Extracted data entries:
=-=-=

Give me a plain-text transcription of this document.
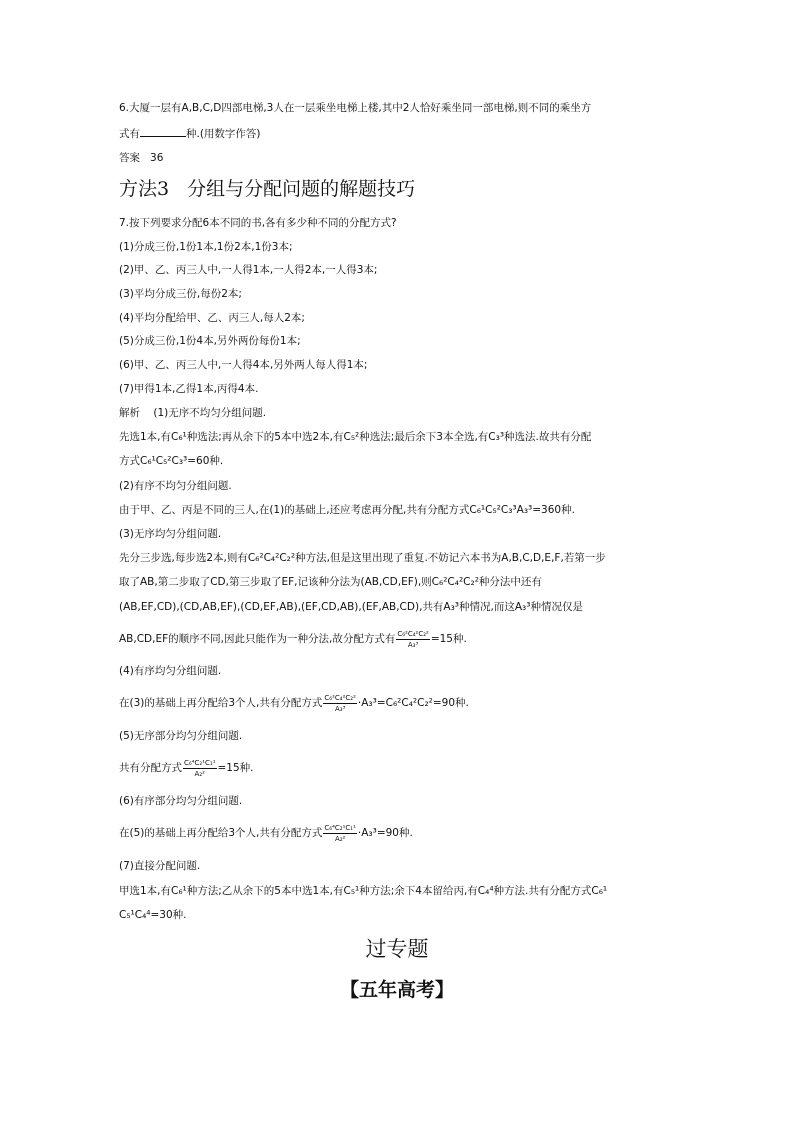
6.大厦一层有A,B,C,D四部电梯,3人在一层乘坐电梯上楼,其中2人恰好乘坐同一部电梯,则不同的乘坐方
式有	种.(用数字作答)
答案 36
方法3 分组与分配问题的解题技巧
7.按下列要求分配6本不同的书,各有多少种不同的分配方式?
(1)分成三份,1份1本,1份2本,1份3本;
(2)甲、乙、丙三人中,一人得1本,一人得2本,一人得3本;
(3)平均分成三份,每份2本;
(4)平均分配给甲、乙、丙三人,每人2本;
(5)分成三份,1份4本,另外两份每份1本;
(6)甲、乙、丙三人中,一人得4本,另外两人每人得1本;
(7)甲得1本,乙得1本,丙得4本.
解析 (1)无序不均匀分组问题.
先选1本,有C₆¹种选法;再从余下的5本中选2本,有C₅²种选法;最后余下3本全选,有C₃³种选法.故共有分配
方式C₆¹C₅²C₃³=60种.
(2)有序不均匀分组问题.
由于甲、乙、丙是不同的三人,在(1)的基础上,还应考虑再分配,共有分配方式C₆¹C₅²C₃³A₃³=360种.
(3)无序均匀分组问题.
先分三步选,每步选2本,则有C₆²C₄²C₂²种方法,但是这里出现了重复.不妨记六本书为A,B,C,D,E,F,若第一步
取了AB,第二步取了CD,第三步取了EF,记该种分法为(AB,CD,EF),则C₆²C₄²C₂²种分法中还有
(AB,EF,CD),(CD,AB,EF),(CD,EF,AB),(EF,CD,AB),(EF,AB,CD),共有A₃³种情况,而这A₃³种情况仅是
AB,CD,EF的顺序不同,因此只能作为一种分法,故分配方式有 $\frac{\text{C₆²C₄²C₂²}}{\text{A₃³}} =15$种.
(4)有序均匀分组问题.
在(3)的基础上再分配给3个人,共有分配方式 $\frac{\text{C₆²C₄²C₂²}}{\text{A₃³}} \cdot A_3^3=C_6^2C_4^2C_2^2=90$种.
(5)无序部分均匀分组问题.
共有分配方式 $\frac{\text{C₆⁴C₂¹C₁¹}}{\text{A₂²}} =15$种.
(6)有序部分均匀分组问题.
在(5)的基础上再分配给3个人,共有分配方式 $\frac{\text{C₆⁴C₂¹C₁¹}}{\text{A₂²}} \cdot A_3^3=90$种.
(7)直接分配问题.
甲选1本,有C₆¹种方法;乙从余下的5本中选1本,有C₅¹种方法;余下4本留给丙,有C₄⁴种方法.共有分配方式C₆¹
C₅¹C₄⁴=30种.
过专题
【五年高考】
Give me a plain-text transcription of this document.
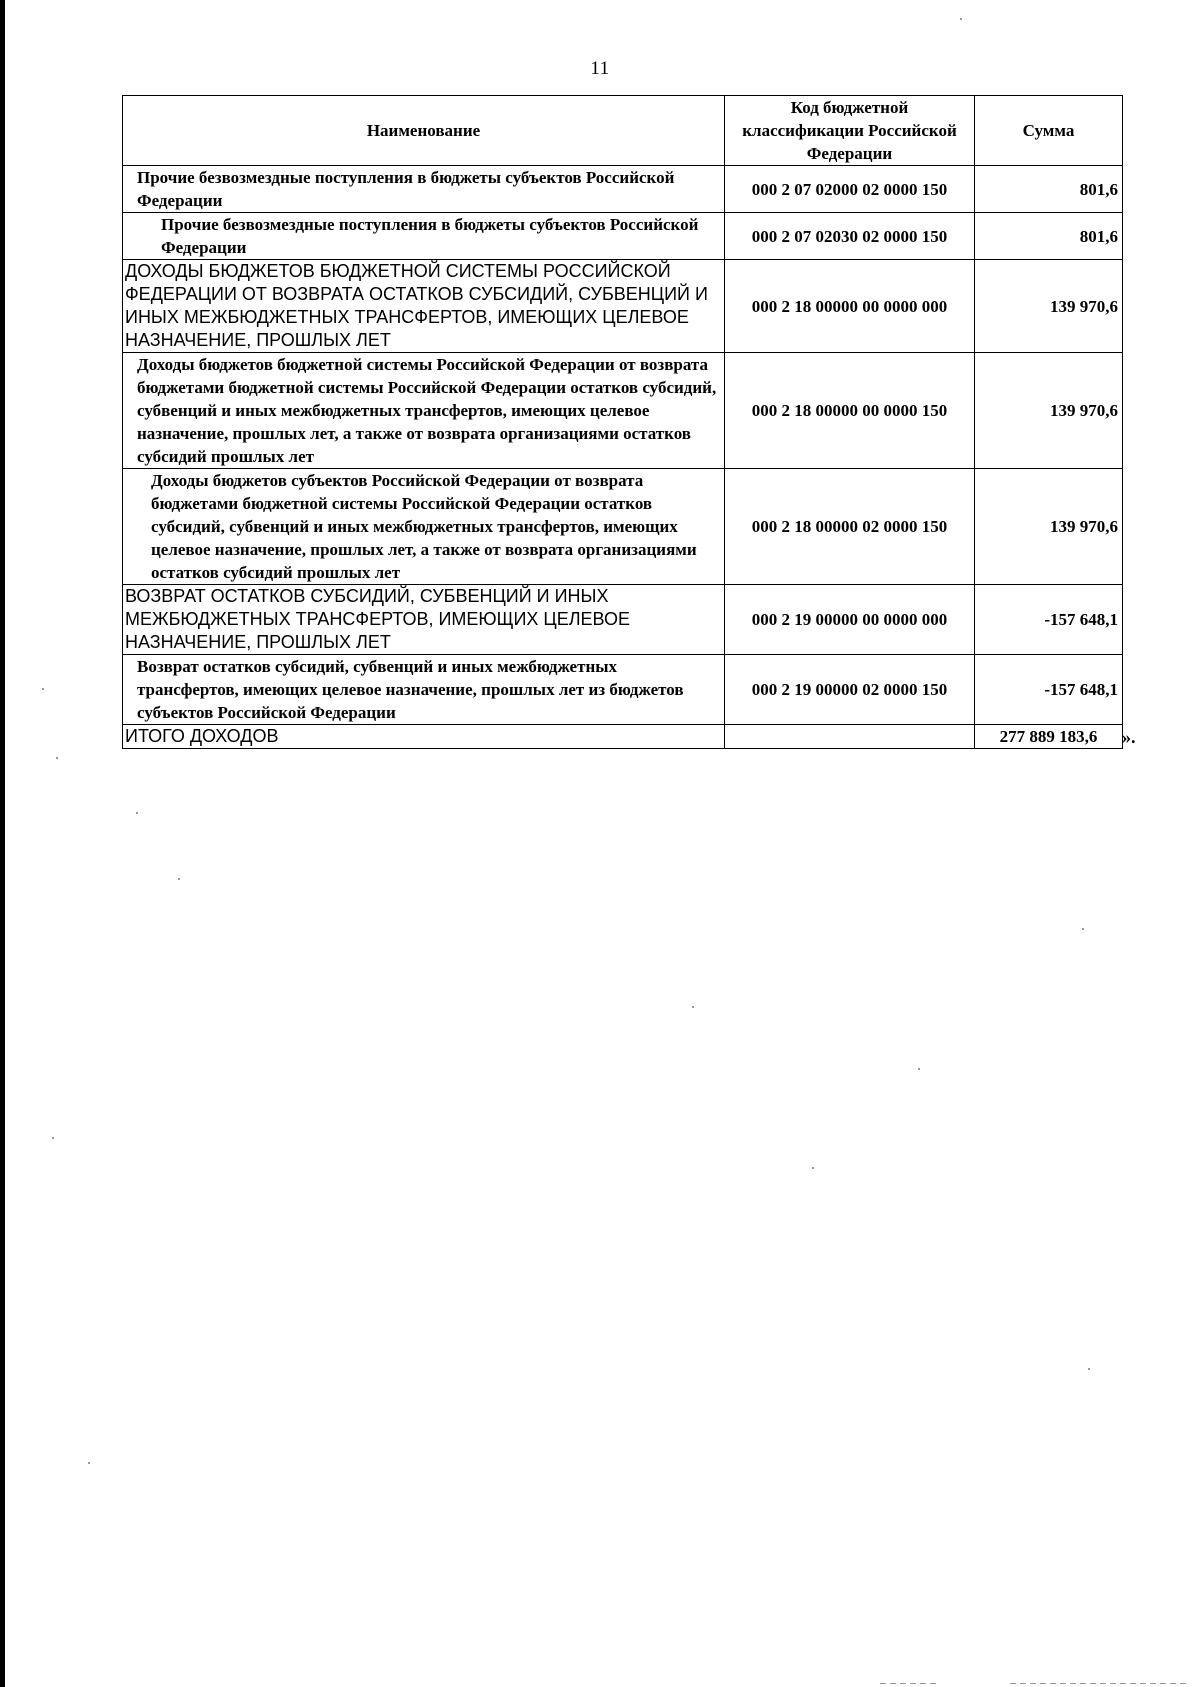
11
Наименование	Код бюджетной классификации Российской Федерации	Сумма
Прочие безвозмездные поступления в бюджеты субъектов Российской Федерации	000 2 07 02000 02 0000 150	801,6
Прочие безвозмездные поступления в бюджеты субъектов Российской Федерации	000 2 07 02030 02 0000 150	801,6
ДОХОДЫ БЮДЖЕТОВ БЮДЖЕТНОЙ СИСТЕМЫ РОССИЙСКОЙ ФЕДЕРАЦИИ ОТ ВОЗВРАТА ОСТАТКОВ СУБСИДИЙ, СУБВЕНЦИЙ И ИНЫХ МЕЖБЮДЖЕТНЫХ ТРАНСФЕРТОВ, ИМЕЮЩИХ ЦЕЛЕВОЕ НАЗНАЧЕНИЕ, ПРОШЛЫХ ЛЕТ	000 2 18 00000 00 0000 000	139 970,6
Доходы бюджетов бюджетной системы Российской Федерации от возврата бюджетами бюджетной системы Российской Федерации остатков субсидий, субвенций и иных межбюджетных трансфертов, имеющих целевое назначение, прошлых лет, а также от возврата организациями остатков субсидий прошлых лет	000 2 18 00000 00 0000 150	139 970,6
Доходы бюджетов субъектов Российской Федерации от возврата бюджетами бюджетной системы Российской Федерации остатков субсидий, субвенций и иных межбюджетных трансфертов, имеющих целевое назначение, прошлых лет, а также от возврата организациями остатков субсидий прошлых лет	000 2 18 00000 02 0000 150	139 970,6
ВОЗВРАТ ОСТАТКОВ СУБСИДИЙ, СУБВЕНЦИЙ И ИНЫХ МЕЖБЮДЖЕТНЫХ ТРАНСФЕРТОВ, ИМЕЮЩИХ ЦЕЛЕВОЕ НАЗНАЧЕНИЕ, ПРОШЛЫХ ЛЕТ	000 2 19 00000 00 0000 000	-157 648,1
Возврат остатков субсидий, субвенций и иных межбюджетных трансфертов, имеющих целевое назначение, прошлых лет из бюджетов субъектов Российской Федерации	000 2 19 00000 02 0000 150	-157 648,1
ИТОГО ДОХОДОВ		277 889 183,6 ».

=-=-=

What to do:
Repeat the listing verbatim. Skip the pictures.

Complete output:
Give me a plain-text transcription of this document.
6.大厦一层有A,B,C,D四部电梯,3人在一层乘坐电梯上楼,其中2人恰好乘坐同一部电梯,则不同的乘坐方
式有	种.(用数字作答)
答案 36
方法3 分组与分配问题的解题技巧
7.按下列要求分配6本不同的书,各有多少种不同的分配方式?
(1)分成三份,1份1本,1份2本,1份3本;
(2)甲、乙、丙三人中,一人得1本,一人得2本,一人得3本;
(3)平均分成三份,每份2本;
(4)平均分配给甲、乙、丙三人,每人2本;
(5)分成三份,1份4本,另外两份每份1本;
(6)甲、乙、丙三人中,一人得4本,另外两人每人得1本;
(7)甲得1本,乙得1本,丙得4本.
解析 (1)无序不均匀分组问题.
先选1本,有C₆¹种选法;再从余下的5本中选2本,有C₅²种选法;最后余下3本全选,有C₃³种选法.故共有分配
方式C₆¹C₅²C₃³=60种.
(2)有序不均匀分组问题.
由于甲、乙、丙是不同的三人,在(1)的基础上,还应考虑再分配,共有分配方式C₆¹C₅²C₃³A₃³=360种.
(3)无序均匀分组问题.
先分三步选,每步选2本,则有C₆²C₄²C₂²种方法,但是这里出现了重复.不妨记六本书为A,B,C,D,E,F,若第一步
取了AB,第二步取了CD,第三步取了EF,记该种分法为(AB,CD,EF),则C₆²C₄²C₂²种分法中还有
(AB,EF,CD),(CD,AB,EF),(CD,EF,AB),(EF,CD,AB),(EF,AB,CD),共有A₃³种情况,而这A₃³种情况仅是
AB,CD,EF的顺序不同,因此只能作为一种分法,故分配方式有 $\frac{\text{C₆²C₄²C₂²}}{\text{A₃³}} =15$种.
(4)有序均匀分组问题.
在(3)的基础上再分配给3个人,共有分配方式 $\frac{\text{C₆²C₄²C₂²}}{\text{A₃³}} \cdot A_3^3=C_6^2C_4^2C_2^2=90$种.
(5)无序部分均匀分组问题.
共有分配方式 $\frac{\text{C₆⁴C₂¹C₁¹}}{\text{A₂²}} =15$种.
(6)有序部分均匀分组问题.
在(5)的基础上再分配给3个人,共有分配方式 $\frac{\text{C₆⁴C₂¹C₁¹}}{\text{A₂²}} \cdot A_3^3=90$种.
(7)直接分配问题.
甲选1本,有C₆¹种方法;乙从余下的5本中选1本,有C₅¹种方法;余下4本留给丙,有C₄⁴种方法.共有分配方式C₆¹
C₅¹C₄⁴=30种.
过专题
【五年高考】
Give me a plain-text transcription of this document.
11
Наименование	Код бюджетной классификации Российской Федерации	Сумма
Прочие безвозмездные поступления в бюджеты субъектов Российской Федерации	000 2 07 02000 02 0000 150	801,6
Прочие безвозмездные поступления в бюджеты субъектов Российской Федерации	000 2 07 02030 02 0000 150	801,6
ДОХОДЫ БЮДЖЕТОВ БЮДЖЕТНОЙ СИСТЕМЫ РОССИЙСКОЙ ФЕДЕРАЦИИ ОТ ВОЗВРАТА ОСТАТКОВ СУБСИДИЙ, СУБВЕНЦИЙ И ИНЫХ МЕЖБЮДЖЕТНЫХ ТРАНСФЕРТОВ, ИМЕЮЩИХ ЦЕЛЕВОЕ НАЗНАЧЕНИЕ, ПРОШЛЫХ ЛЕТ	000 2 18 00000 00 0000 000	139 970,6
Доходы бюджетов бюджетной системы Российской Федерации от возврата бюджетами бюджетной системы Российской Федерации остатков субсидий, субвенций и иных межбюджетных трансфертов, имеющих целевое назначение, прошлых лет, а также от возврата организациями остатков субсидий прошлых лет	000 2 18 00000 00 0000 150	139 970,6
Доходы бюджетов субъектов Российской Федерации от возврата бюджетами бюджетной системы Российской Федерации остатков субсидий, субвенций и иных межбюджетных трансфертов, имеющих целевое назначение, прошлых лет, а также от возврата организациями остатков субсидий прошлых лет	000 2 18 00000 02 0000 150	139 970,6
ВОЗВРАТ ОСТАТКОВ СУБСИДИЙ, СУБВЕНЦИЙ И ИНЫХ МЕЖБЮДЖЕТНЫХ ТРАНСФЕРТОВ, ИМЕЮЩИХ ЦЕЛЕВОЕ НАЗНАЧЕНИЕ, ПРОШЛЫХ ЛЕТ	000 2 19 00000 00 0000 000	-157 648,1
Возврат остатков субсидий, субвенций и иных межбюджетных трансфертов, имеющих целевое назначение, прошлых лет из бюджетов субъектов Российской Федерации	000 2 19 00000 02 0000 150	-157 648,1
ИТОГО ДОХОДОВ		277 889 183,6 ».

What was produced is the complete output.